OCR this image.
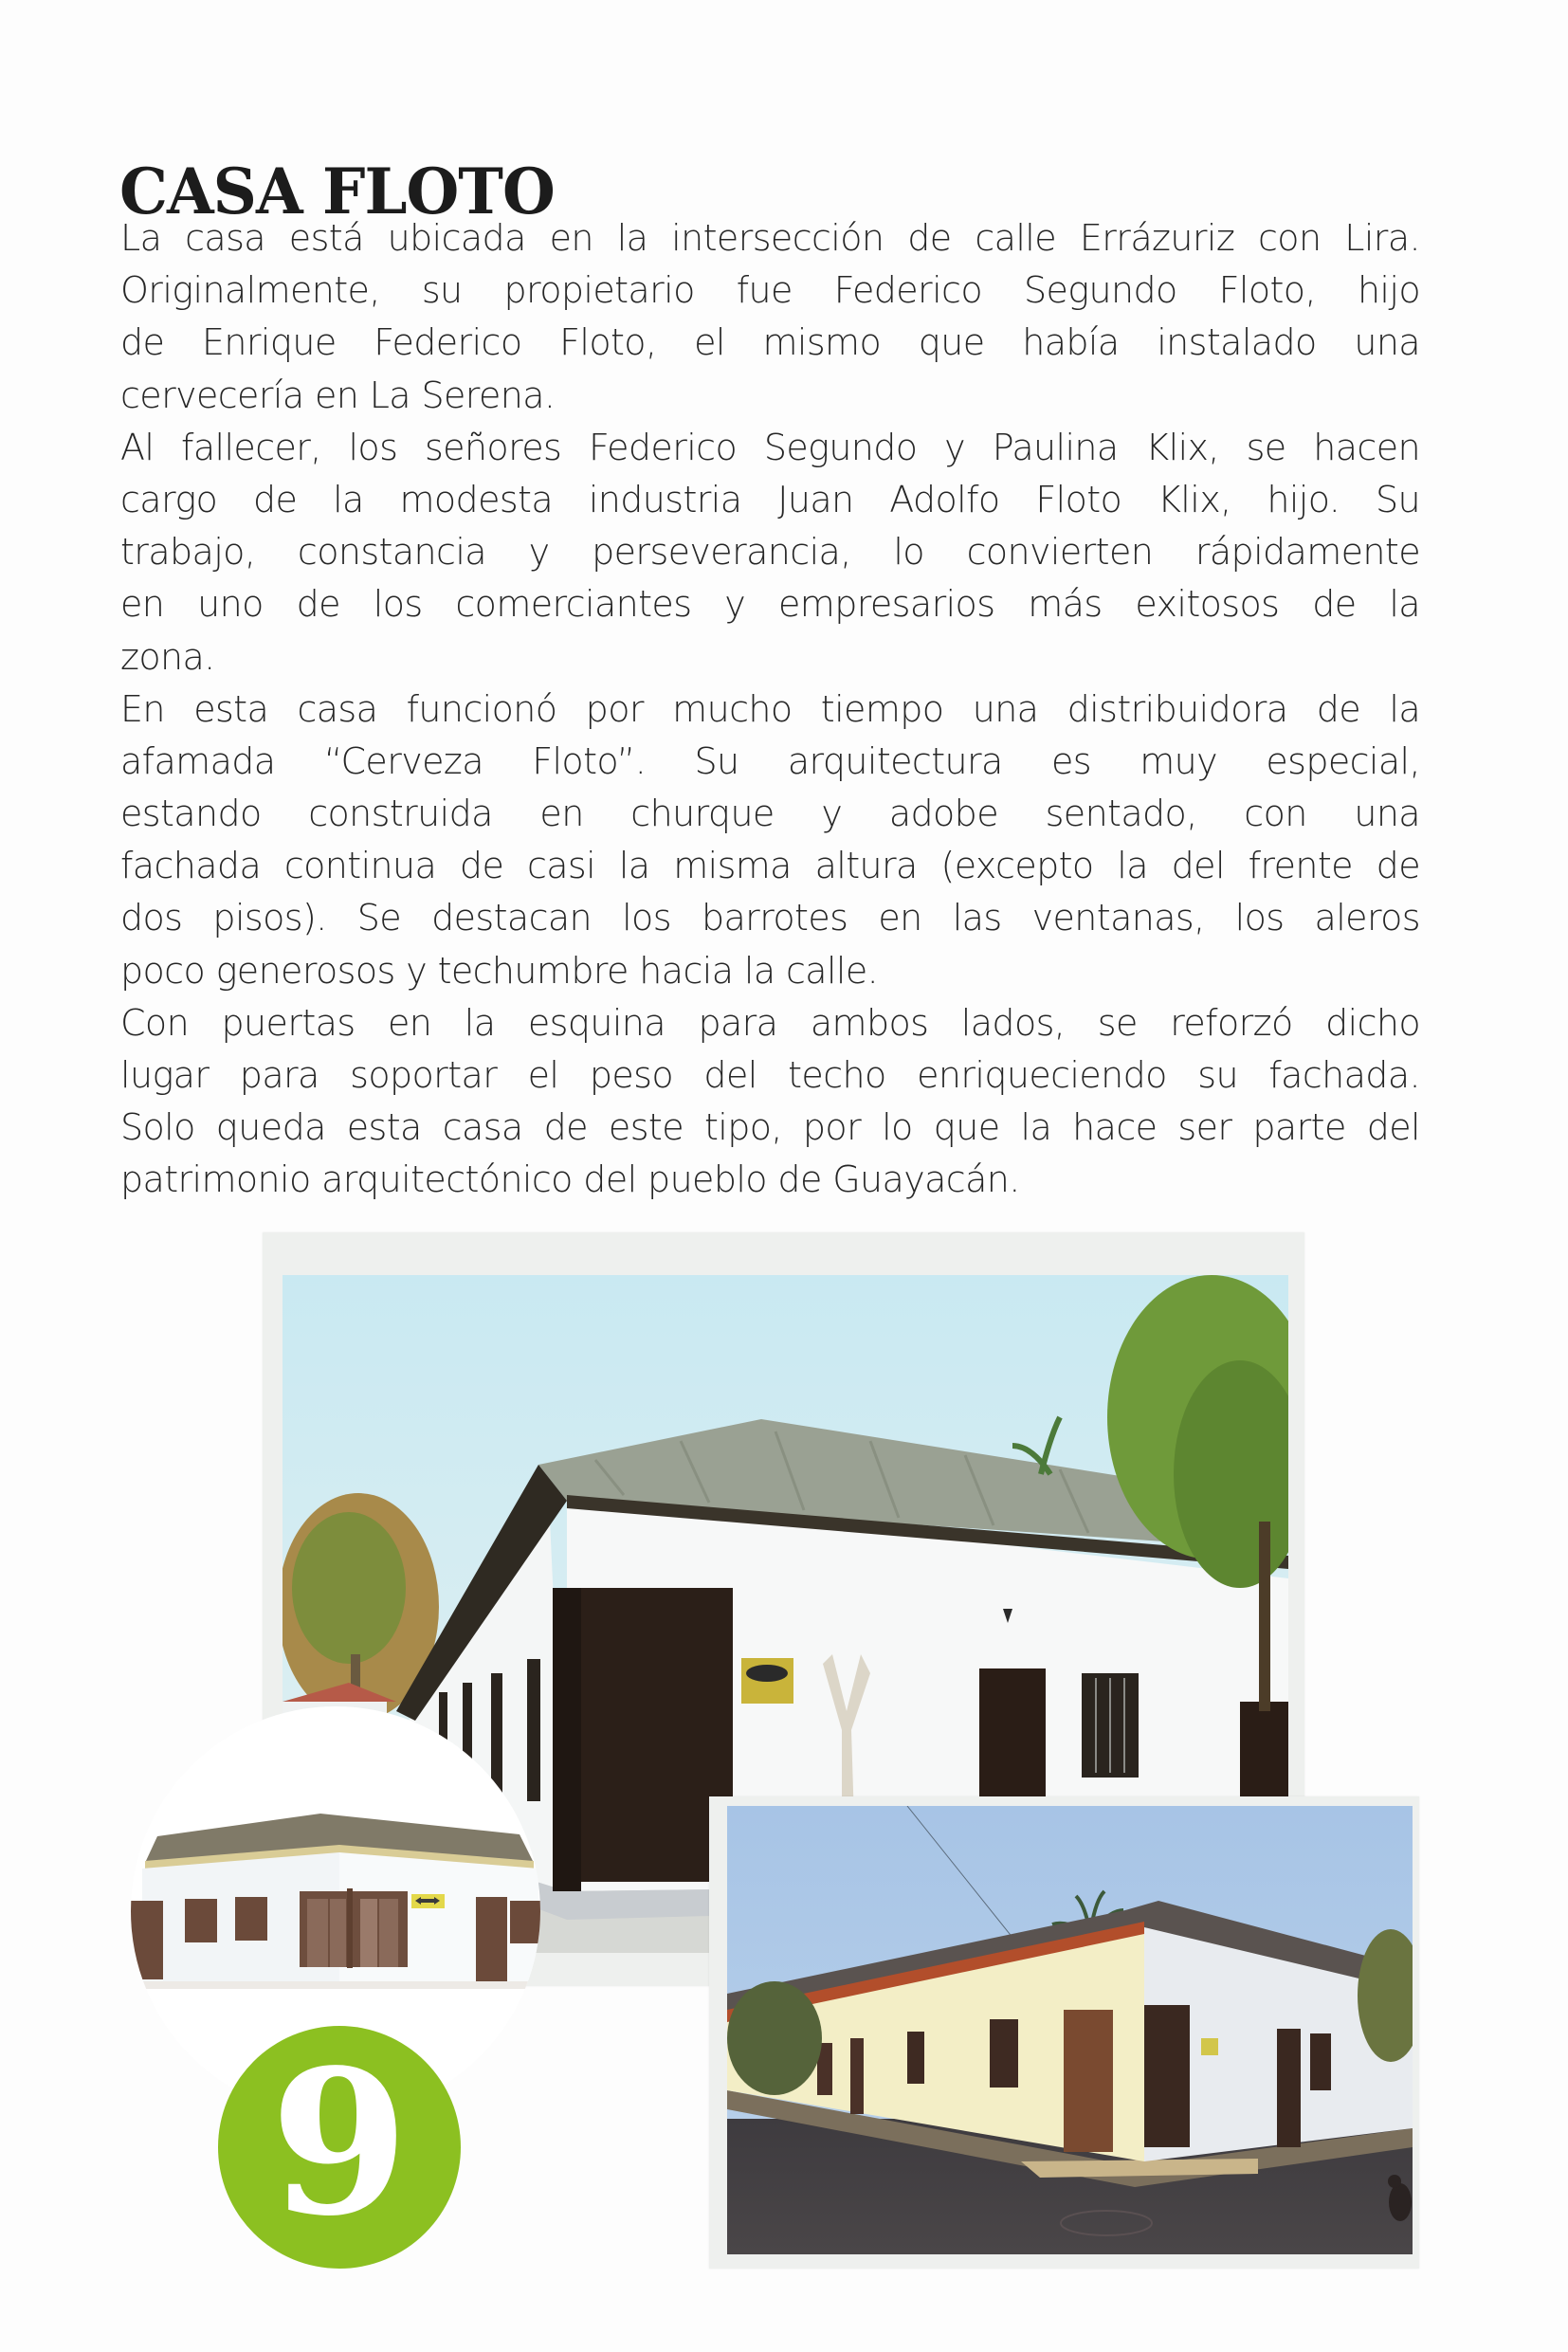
CASA FLOTO
La casa está ubicada en la intersección de calle Errázuriz con Lira.
Originalmente, su propietario fue Federico Segundo Floto, hijo
de Enrique Federico Floto, el mismo que había instalado una
cervecería en La Serena.
Al fallecer, los señores Federico Segundo y Paulina Klix, se hacen
cargo de la modesta industria Juan Adolfo Floto Klix, hijo. Su
trabajo, constancia y perseverancia, lo convierten rápidamente
en uno de los comerciantes y empresarios más exitosos de la
zona.
En esta casa funcionó por mucho tiempo una distribuidora de la
afamada “Cerveza Floto”. Su arquitectura es muy especial,
estando construida en churque y adobe sentado, con una
fachada continua de casi la misma altura (excepto la del frente de
dos pisos). Se destacan los barrotes en las ventanas, los aleros
poco generosos y techumbre hacia la calle.
Con puertas en la esquina para ambos lados, se reforzó dicho
lugar para soportar el peso del techo enriqueciendo su fachada.
Solo queda esta casa de este tipo, por lo que la hace ser parte del
patrimonio arquitectónico del pueblo de Guayacán.
9
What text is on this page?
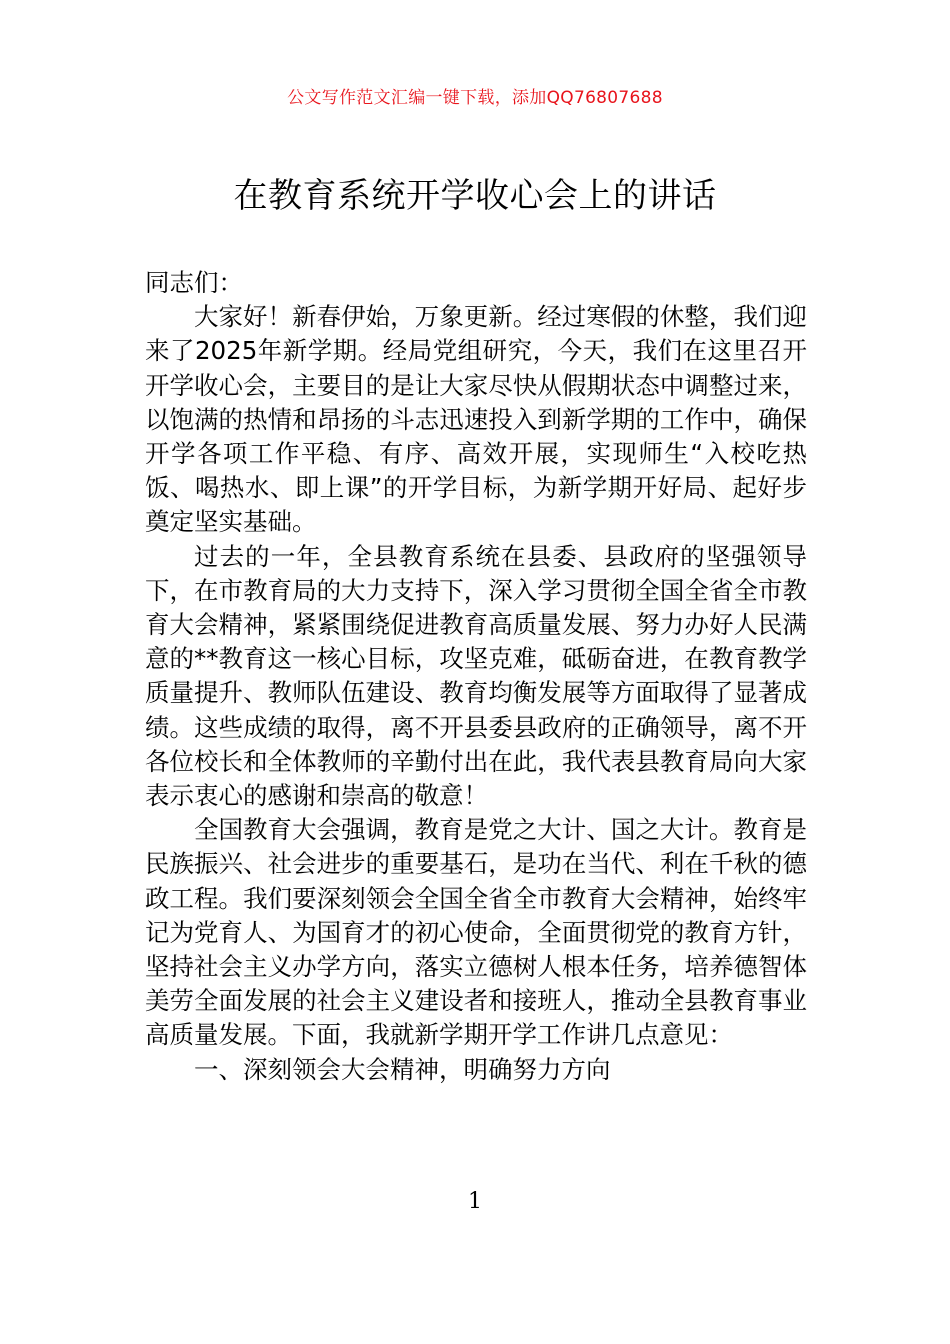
公文写作范文汇编一键下载，添加QQ76807688
在教育系统开学收心会上的讲话

同志们：

大家好！新春伊始，万象更新。经过寒假的休整，我们迎来了2025年新学期。经局党组研究，今天，我们在这里召开开学收心会，主要目的是让大家尽快从假期状态中调整过来，以饱满的热情和昂扬的斗志迅速投入到新学期的工作中，确保开学各项工作平稳、有序、高效开展，实现师生“入校吃热饭、喝热水、即上课”的开学目标，为新学期开好局、起好步奠定坚实基础。

过去的一年，全县教育系统在县委、县政府的坚强领导下，在市教育局的大力支持下，深入学习贯彻全国全省全市教育大会精神，紧紧围绕促进教育高质量发展、努力办好人民满意的**教育这一核心目标，攻坚克难，砥砺奋进，在教育教学质量提升、教师队伍建设、教育均衡发展等方面取得了显著成绩。这些成绩的取得，离不开县委县政府的正确领导，离不开各位校长和全体教师的辛勤付出在此，我代表县教育局向大家表示衷心的感谢和崇高的敬意！

全国教育大会强调，教育是党之大计、国之大计。教育是民族振兴、社会进步的重要基石，是功在当代、利在千秋的德政工程。我们要深刻领会全国全省全市教育大会精神，始终牢记为党育人、为国育才的初心使命，全面贯彻党的教育方针，坚持社会主义办学方向，落实立德树人根本任务，培养德智体美劳全面发展的社会主义建设者和接班人，推动全县教育事业高质量发展。下面，我就新学期开学工作讲几点意见：

一、深刻领会大会精神，明确努力方向

1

### TASK INSTRUCTIONS
Begin at the line containing "What text is on this page?" and extract every line through the end of the records, inclusive, exactly and only; omit pictures.

### FINISHED EXERCISE
What text is on this page?
公文写作范文汇编一键下载，添加QQ76807688
在教育系统开学收心会上的讲话

同志们：

大家好！新春伊始，万象更新。经过寒假的休整，我们迎来了2025年新学期。经局党组研究，今天，我们在这里召开开学收心会，主要目的是让大家尽快从假期状态中调整过来，以饱满的热情和昂扬的斗志迅速投入到新学期的工作中，确保开学各项工作平稳、有序、高效开展，实现师生“入校吃热饭、喝热水、即上课”的开学目标，为新学期开好局、起好步奠定坚实基础。

过去的一年，全县教育系统在县委、县政府的坚强领导下，在市教育局的大力支持下，深入学习贯彻全国全省全市教育大会精神，紧紧围绕促进教育高质量发展、努力办好人民满意的**教育这一核心目标，攻坚克难，砥砺奋进，在教育教学质量提升、教师队伍建设、教育均衡发展等方面取得了显著成绩。这些成绩的取得，离不开县委县政府的正确领导，离不开各位校长和全体教师的辛勤付出在此，我代表县教育局向大家表示衷心的感谢和崇高的敬意！

全国教育大会强调，教育是党之大计、国之大计。教育是民族振兴、社会进步的重要基石，是功在当代、利在千秋的德政工程。我们要深刻领会全国全省全市教育大会精神，始终牢记为党育人、为国育才的初心使命，全面贯彻党的教育方针，坚持社会主义办学方向，落实立德树人根本任务，培养德智体美劳全面发展的社会主义建设者和接班人，推动全县教育事业高质量发展。下面，我就新学期开学工作讲几点意见：

一、深刻领会大会精神，明确努力方向

1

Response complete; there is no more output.